Gather all lines from the material that contain "Chem".

»»

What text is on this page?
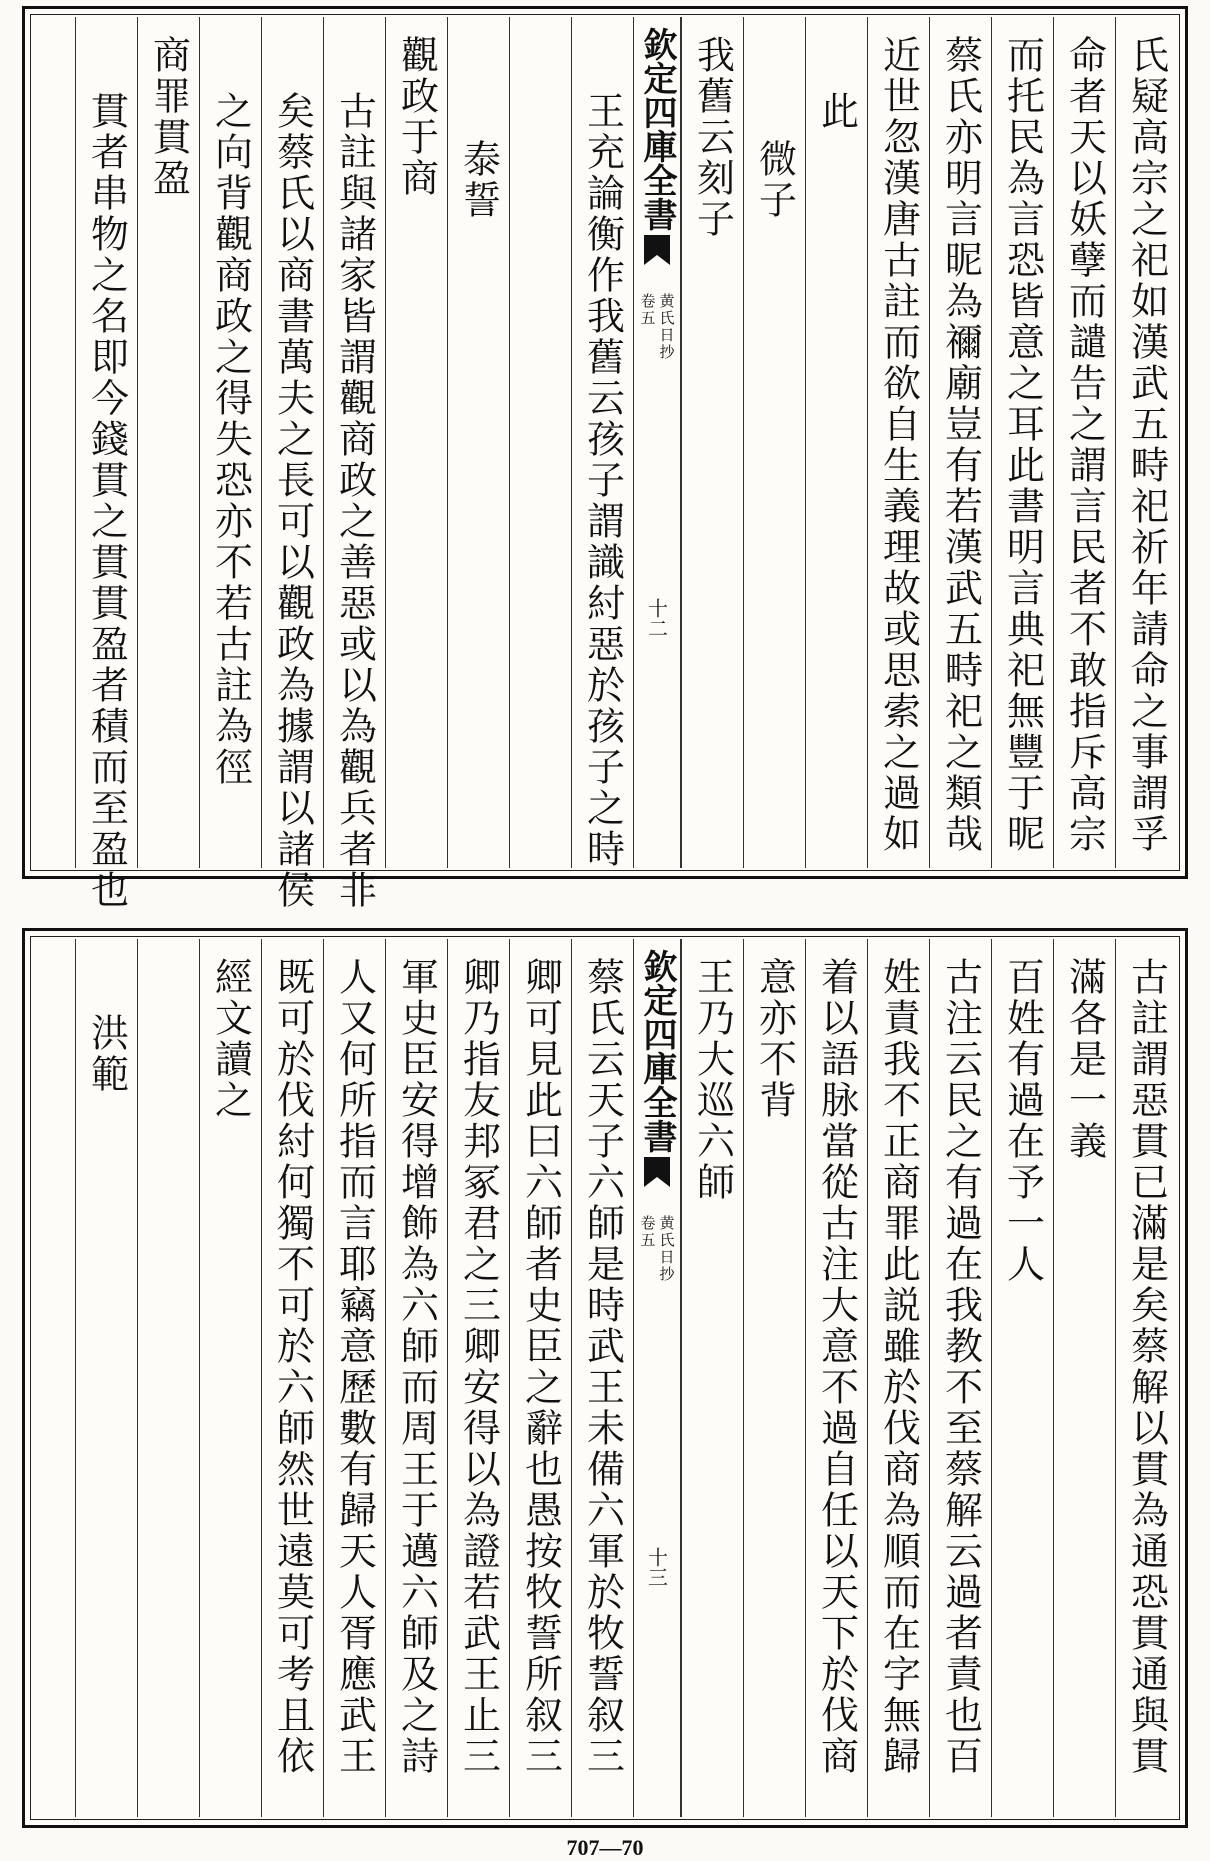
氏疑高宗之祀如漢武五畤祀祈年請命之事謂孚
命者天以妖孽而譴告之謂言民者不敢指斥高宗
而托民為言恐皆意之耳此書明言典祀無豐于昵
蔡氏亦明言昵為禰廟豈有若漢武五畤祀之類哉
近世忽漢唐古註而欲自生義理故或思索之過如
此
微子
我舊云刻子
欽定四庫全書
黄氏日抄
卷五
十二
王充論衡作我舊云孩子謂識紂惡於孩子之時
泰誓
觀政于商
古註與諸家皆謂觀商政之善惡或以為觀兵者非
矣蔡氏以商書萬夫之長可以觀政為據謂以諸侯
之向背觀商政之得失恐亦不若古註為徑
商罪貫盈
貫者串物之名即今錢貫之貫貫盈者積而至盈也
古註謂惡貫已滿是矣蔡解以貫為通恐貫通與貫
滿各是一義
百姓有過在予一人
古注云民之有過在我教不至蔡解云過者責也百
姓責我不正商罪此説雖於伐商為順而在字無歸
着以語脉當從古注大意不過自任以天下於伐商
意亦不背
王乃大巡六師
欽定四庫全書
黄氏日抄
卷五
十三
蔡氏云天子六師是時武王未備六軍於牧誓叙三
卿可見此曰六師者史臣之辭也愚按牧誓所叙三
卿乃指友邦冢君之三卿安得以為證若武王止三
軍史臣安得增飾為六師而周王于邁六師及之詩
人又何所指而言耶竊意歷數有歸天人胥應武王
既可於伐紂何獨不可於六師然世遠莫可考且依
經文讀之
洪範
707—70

««
»»

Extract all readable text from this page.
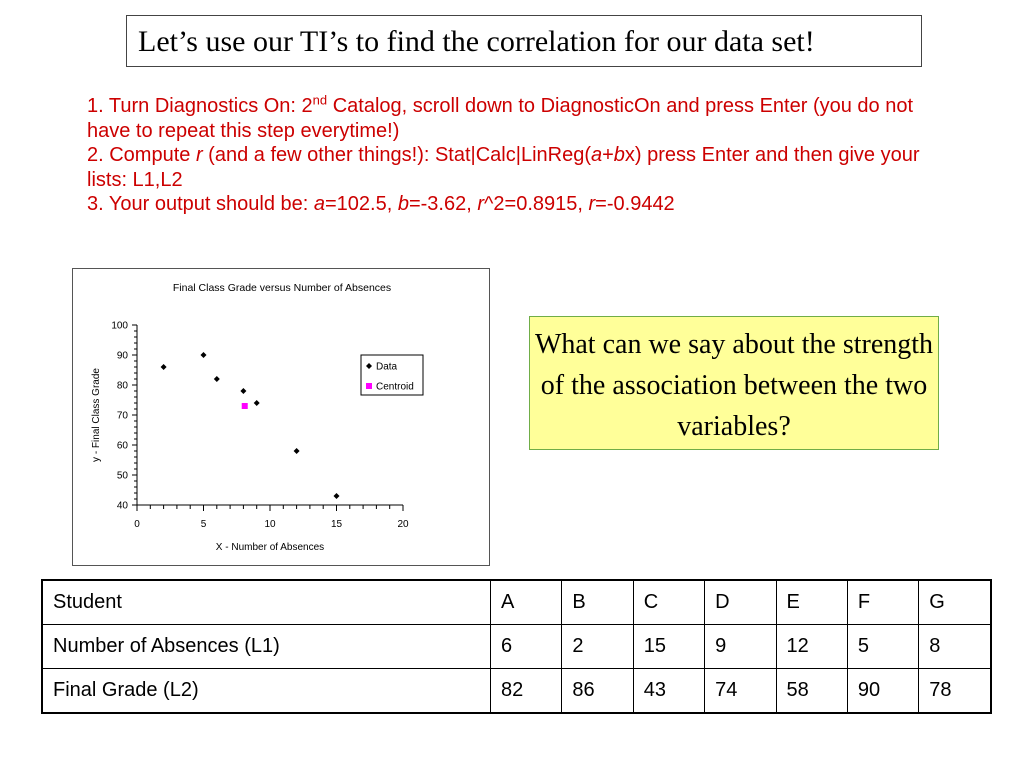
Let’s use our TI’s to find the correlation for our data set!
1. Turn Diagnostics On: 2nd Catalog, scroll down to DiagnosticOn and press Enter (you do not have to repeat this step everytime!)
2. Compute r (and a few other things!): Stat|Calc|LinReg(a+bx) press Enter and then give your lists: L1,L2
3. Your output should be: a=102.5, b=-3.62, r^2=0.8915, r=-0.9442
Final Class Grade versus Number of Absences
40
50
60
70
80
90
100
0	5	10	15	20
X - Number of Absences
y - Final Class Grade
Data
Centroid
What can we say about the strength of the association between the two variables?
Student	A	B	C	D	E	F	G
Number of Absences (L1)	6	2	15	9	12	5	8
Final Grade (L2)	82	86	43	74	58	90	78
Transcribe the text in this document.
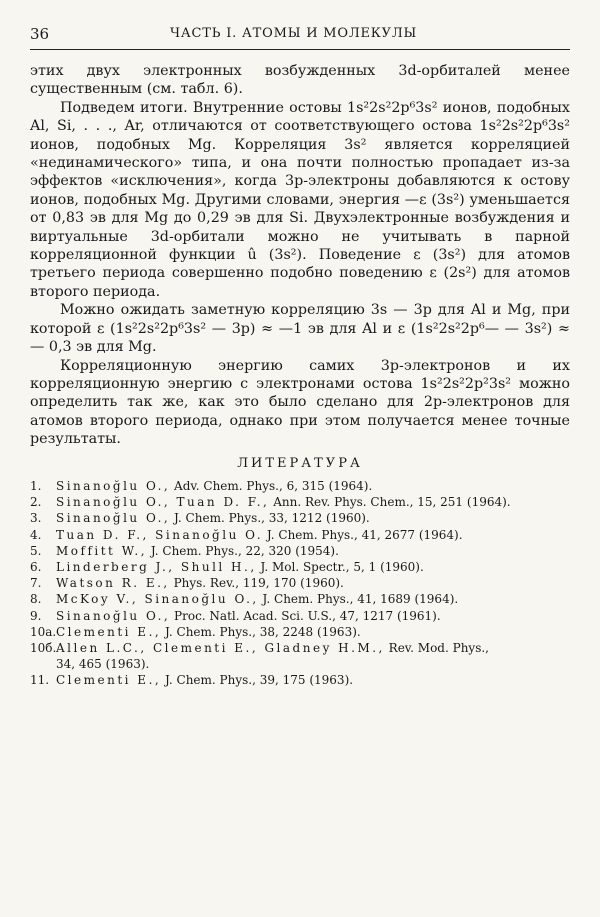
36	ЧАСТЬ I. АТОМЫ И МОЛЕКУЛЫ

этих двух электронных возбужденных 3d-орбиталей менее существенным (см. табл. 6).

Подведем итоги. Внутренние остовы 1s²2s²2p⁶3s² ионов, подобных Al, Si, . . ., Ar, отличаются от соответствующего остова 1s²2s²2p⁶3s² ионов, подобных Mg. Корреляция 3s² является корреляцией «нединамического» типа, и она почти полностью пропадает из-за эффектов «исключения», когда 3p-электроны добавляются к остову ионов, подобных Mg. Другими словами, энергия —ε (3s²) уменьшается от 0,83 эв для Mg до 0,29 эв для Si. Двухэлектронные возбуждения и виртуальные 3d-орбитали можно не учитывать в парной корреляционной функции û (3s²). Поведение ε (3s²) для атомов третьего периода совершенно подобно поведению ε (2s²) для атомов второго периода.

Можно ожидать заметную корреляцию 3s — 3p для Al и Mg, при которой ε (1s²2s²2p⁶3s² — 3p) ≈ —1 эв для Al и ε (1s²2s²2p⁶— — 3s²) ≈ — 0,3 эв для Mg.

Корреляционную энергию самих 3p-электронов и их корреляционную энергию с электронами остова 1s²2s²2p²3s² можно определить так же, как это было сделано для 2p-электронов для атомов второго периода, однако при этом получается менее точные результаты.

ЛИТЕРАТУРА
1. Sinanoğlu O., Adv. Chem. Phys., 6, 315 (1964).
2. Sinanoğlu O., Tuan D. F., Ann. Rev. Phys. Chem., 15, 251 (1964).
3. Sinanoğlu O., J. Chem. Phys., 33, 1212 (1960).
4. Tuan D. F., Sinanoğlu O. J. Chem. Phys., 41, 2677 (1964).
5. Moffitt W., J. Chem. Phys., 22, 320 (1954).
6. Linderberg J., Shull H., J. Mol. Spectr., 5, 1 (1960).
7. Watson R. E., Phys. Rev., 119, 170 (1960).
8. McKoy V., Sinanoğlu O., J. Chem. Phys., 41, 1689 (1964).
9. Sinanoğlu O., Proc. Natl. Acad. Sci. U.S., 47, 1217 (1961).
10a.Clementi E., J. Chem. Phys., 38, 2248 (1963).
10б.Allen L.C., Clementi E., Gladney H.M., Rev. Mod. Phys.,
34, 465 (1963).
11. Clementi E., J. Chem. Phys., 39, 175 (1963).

««

REPLY.
1. Sinanoğlu O., Adv. Chem. Phys., 6, 315 (1964).
2. Sinanoğlu O., Tuan D. F., Ann. Rev. Phys. Chem., 15, 251 (1964).
3. Sinanoğlu O., J. Chem. Phys., 33, 1212 (1960).
4. Tuan D. F., Sinanoğlu O. J. Chem. Phys., 41, 2677 (1964).
5. Moffitt W., J. Chem. Phys., 22, 320 (1954).
8. McKoy V., Sinanoğlu O., J. Chem. Phys., 41, 1689 (1964).
10a.Clementi E., J. Chem. Phys., 38, 2248 (1963).
11. Clementi E., J. Chem. Phys., 39, 175 (1963).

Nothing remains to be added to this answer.